**EXERCISE GOAL**
Produce an exact copy of all the records.

• • •

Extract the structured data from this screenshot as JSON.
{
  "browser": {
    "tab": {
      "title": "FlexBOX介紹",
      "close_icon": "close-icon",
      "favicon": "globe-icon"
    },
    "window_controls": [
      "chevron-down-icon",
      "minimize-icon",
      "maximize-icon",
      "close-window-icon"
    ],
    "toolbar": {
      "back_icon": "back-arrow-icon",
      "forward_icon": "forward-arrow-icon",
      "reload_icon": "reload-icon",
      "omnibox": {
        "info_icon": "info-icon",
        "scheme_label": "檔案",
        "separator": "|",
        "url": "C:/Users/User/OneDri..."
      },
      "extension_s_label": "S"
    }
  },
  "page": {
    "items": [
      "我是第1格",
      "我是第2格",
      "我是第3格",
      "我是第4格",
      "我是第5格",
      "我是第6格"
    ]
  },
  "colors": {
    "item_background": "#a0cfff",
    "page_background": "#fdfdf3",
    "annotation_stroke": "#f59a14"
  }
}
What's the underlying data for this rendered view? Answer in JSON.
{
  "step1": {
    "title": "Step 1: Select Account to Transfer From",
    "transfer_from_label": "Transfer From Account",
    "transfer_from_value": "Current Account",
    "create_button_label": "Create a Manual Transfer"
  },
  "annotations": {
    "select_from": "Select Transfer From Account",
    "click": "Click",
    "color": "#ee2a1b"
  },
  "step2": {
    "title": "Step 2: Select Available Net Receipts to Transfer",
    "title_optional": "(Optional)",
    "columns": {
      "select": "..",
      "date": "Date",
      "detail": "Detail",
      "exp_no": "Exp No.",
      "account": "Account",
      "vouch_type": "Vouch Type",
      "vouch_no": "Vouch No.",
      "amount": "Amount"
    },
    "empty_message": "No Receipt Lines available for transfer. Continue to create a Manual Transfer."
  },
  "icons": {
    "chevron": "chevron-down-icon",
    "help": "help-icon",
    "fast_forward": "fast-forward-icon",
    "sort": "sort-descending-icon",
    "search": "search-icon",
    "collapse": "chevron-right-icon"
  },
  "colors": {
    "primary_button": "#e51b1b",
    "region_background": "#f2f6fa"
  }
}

• • •

**RESULT FOR THIS EXERCISE**
Extract the structured data from this screenshot as JSON.
{
  "browser": {
    "tab": {
      "title": "FlexBOX介紹",
      "close_icon": "close-icon",
      "favicon": "globe-icon"
    },
    "window_controls": [
      "chevron-down-icon",
      "minimize-icon",
      "maximize-icon",
      "close-window-icon"
    ],
    "toolbar": {
      "back_icon": "back-arrow-icon",
      "forward_icon": "forward-arrow-icon",
      "reload_icon": "reload-icon",
      "omnibox": {
        "info_icon": "info-icon",
        "scheme_label": "檔案",
        "separator": "|",
        "url": "C:/Users/User/OneDri..."
      },
      "extension_s_label": "S"
    }
  },
  "page": {
    "items": [
      "我是第1格",
      "我是第2格",
      "我是第3格",
      "我是第4格",
      "我是第5格",
      "我是第6格"
    ]
  },
  "colors": {
    "item_background": "#a0cfff",
    "page_background": "#fdfdf3",
    "annotation_stroke": "#f59a14"
  }
}
What's the underlying data for this rendered view? Answer in JSON.
{
  "step1": {
    "title": "Step 1: Select Account to Transfer From",
    "transfer_from_label": "Transfer From Account",
    "transfer_from_value": "Current Account",
    "create_button_label": "Create a Manual Transfer"
  },
  "annotations": {
    "select_from": "Select Transfer From Account",
    "click": "Click",
    "color": "#ee2a1b"
  },
  "step2": {
    "title": "Step 2: Select Available Net Receipts to Transfer",
    "title_optional": "(Optional)",
    "columns": {
      "select": "..",
      "date": "Date",
      "detail": "Detail",
      "exp_no": "Exp No.",
      "account": "Account",
      "vouch_type": "Vouch Type",
      "vouch_no": "Vouch No.",
      "amount": "Amount"
    },
    "empty_message": "No Receipt Lines available for transfer. Continue to create a Manual Transfer."
  },
  "icons": {
    "chevron": "chevron-down-icon",
    "help": "help-icon",
    "fast_forward": "fast-forward-icon",
    "sort": "sort-descending-icon",
    "search": "search-icon",
    "collapse": "chevron-right-icon"
  },
  "colors": {
    "primary_button": "#e51b1b",
    "region_background": "#f2f6fa"
  }
}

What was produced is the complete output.